WHAT TO WORK ON.
From the records below, extract all the text exactly and leave the images behind.

(Data records)
>> start

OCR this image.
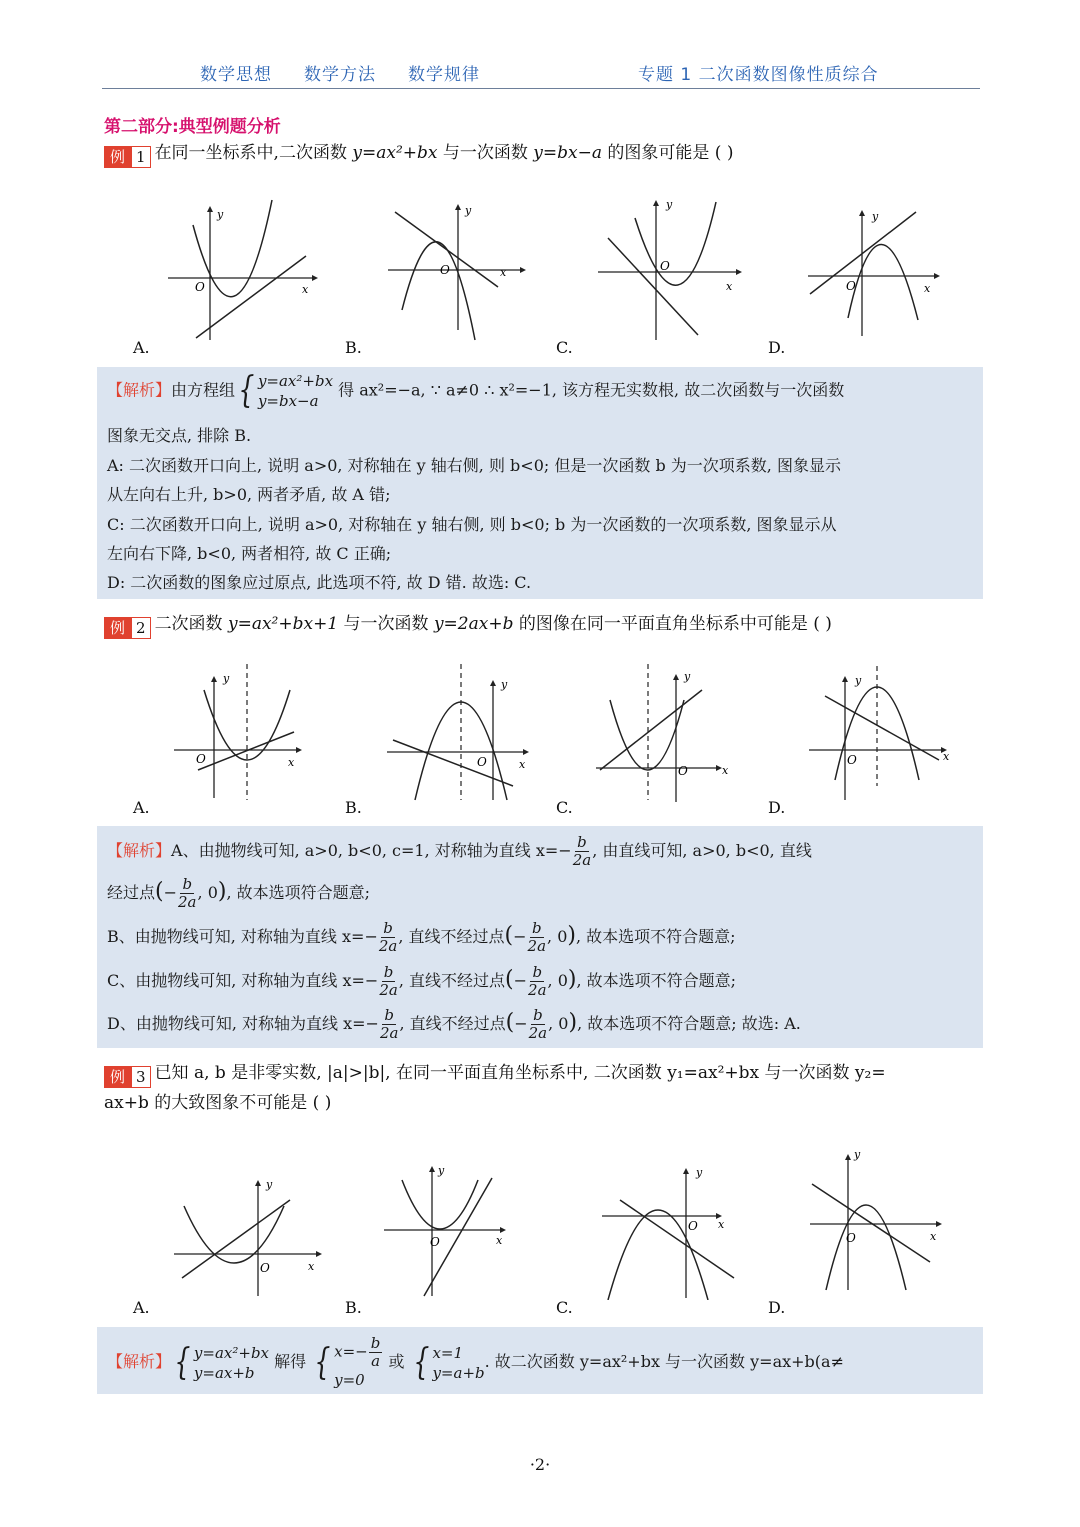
数学思想 数学方法 数学规律	专题 1 二次函数图像性质综合
第二部分:典型例题分析
例 1 在同一坐标系中,二次函数 y=ax²+bx 与一次函数 y=bx−a 的图象可能是 ( )
y
x
O
y
x
O
y
x
O
y
x
O
A.	B.	C.	D.
【解析】由方程组 { y=ax²+bx
y=bx−a
得 ax²=−a, ∵ a≠0 ∴ x²=−1, 该方程无实数根, 故二次函数与一次函数
图象无交点, 排除 B.
A: 二次函数开口向上, 说明 a>0, 对称轴在 y 轴右侧, 则 b<0; 但是一次函数 b 为一次项系数, 图象显示
从左向右上升, b>0, 两者矛盾, 故 A 错;
C: 二次函数开口向上, 说明 a>0, 对称轴在 y 轴右侧, 则 b<0; b 为一次函数的一次项系数, 图象显示从
左向右下降, b<0, 两者相符, 故 C 正确;
D: 二次函数的图象应过原点, 此选项不符, 故 D 错. 故选: C.
例 2 二次函数 y=ax²+bx+1 与一次函数 y=2ax+b 的图像在同一平面直角坐标系中可能是 ( )
y
x
O
y
x
O
y
x
O
y
x
O
A.	B.	C.	D.
【解析】A、由抛物线可知, a>0, b<0, c=1, 对称轴为直线 $x=- \frac{b}{2a}$ , 由直线可知, a>0, b<0, 直线
经过点(− $\frac{b}{2a}$ , 0), 故本选项符合题意;
B、由抛物线可知, 对称轴为直线 $x=- \frac{b}{2a}$ , 直线不经过点(− $\frac{b}{2a}$ , 0), 故本选项不符合题意;
C、由抛物线可知, 对称轴为直线 $x=- \frac{b}{2a}$ , 直线不经过点(− $\frac{b}{2a}$ , 0), 故本选项不符合题意;
D、由抛物线可知, 对称轴为直线 $x=- \frac{b}{2a}$ , 直线不经过点(− $\frac{b}{2a}$ , 0), 故本选项不符合题意; 故选: A.
例 3 已知 a, b 是非零实数, |a|>|b|, 在同一平面直角坐标系中, 二次函数 y₁=ax²+bx 与一次函数 y₂=
ax+b 的大致图象不可能是 ( )
y
x
O
y
x
O
y
x
O
y
x
O
A.	B.	C.	D.
【解析】 { y=ax²+bx
y=ax+b
解得 { $x=- \frac{b}{a}$
y=0
或 { x=1
y=a+b
. 故二次函数 y=ax²+bx 与一次函数 y=ax+b(a≠
·2·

>> end

RESULT OF THIS TASK.
OCR this image.
数学思想 数学方法 数学规律	专题 1 二次函数图像性质综合
第二部分:典型例题分析
例 1 在同一坐标系中,二次函数 y=ax²+bx 与一次函数 y=bx−a 的图象可能是 ( )
y
x
O
y
x
O
y
x
O
y
x
O
A.	B.	C.	D.
【解析】由方程组 { y=ax²+bx
y=bx−a
得 ax²=−a, ∵ a≠0 ∴ x²=−1, 该方程无实数根, 故二次函数与一次函数
图象无交点, 排除 B.
A: 二次函数开口向上, 说明 a>0, 对称轴在 y 轴右侧, 则 b<0; 但是一次函数 b 为一次项系数, 图象显示
从左向右上升, b>0, 两者矛盾, 故 A 错;
C: 二次函数开口向上, 说明 a>0, 对称轴在 y 轴右侧, 则 b<0; b 为一次函数的一次项系数, 图象显示从
左向右下降, b<0, 两者相符, 故 C 正确;
D: 二次函数的图象应过原点, 此选项不符, 故 D 错. 故选: C.
例 2 二次函数 y=ax²+bx+1 与一次函数 y=2ax+b 的图像在同一平面直角坐标系中可能是 ( )
y
x
O
y
x
O
y
x
O
y
x
O
A.	B.	C.	D.
【解析】A、由抛物线可知, a>0, b<0, c=1, 对称轴为直线 $x=- \frac{b}{2a}$ , 由直线可知, a>0, b<0, 直线
经过点(− $\frac{b}{2a}$ , 0), 故本选项符合题意;
B、由抛物线可知, 对称轴为直线 $x=- \frac{b}{2a}$ , 直线不经过点(− $\frac{b}{2a}$ , 0), 故本选项不符合题意;
C、由抛物线可知, 对称轴为直线 $x=- \frac{b}{2a}$ , 直线不经过点(− $\frac{b}{2a}$ , 0), 故本选项不符合题意;
D、由抛物线可知, 对称轴为直线 $x=- \frac{b}{2a}$ , 直线不经过点(− $\frac{b}{2a}$ , 0), 故本选项不符合题意; 故选: A.
例 3 已知 a, b 是非零实数, |a|>|b|, 在同一平面直角坐标系中, 二次函数 y₁=ax²+bx 与一次函数 y₂=
ax+b 的大致图象不可能是 ( )
y
x
O
y
x
O
y
x
O
y
x
O
A.	B.	C.	D.
【解析】 { y=ax²+bx
y=ax+b
解得 { $x=- \frac{b}{a}$
y=0
或 { x=1
y=a+b
. 故二次函数 y=ax²+bx 与一次函数 y=ax+b(a≠
·2·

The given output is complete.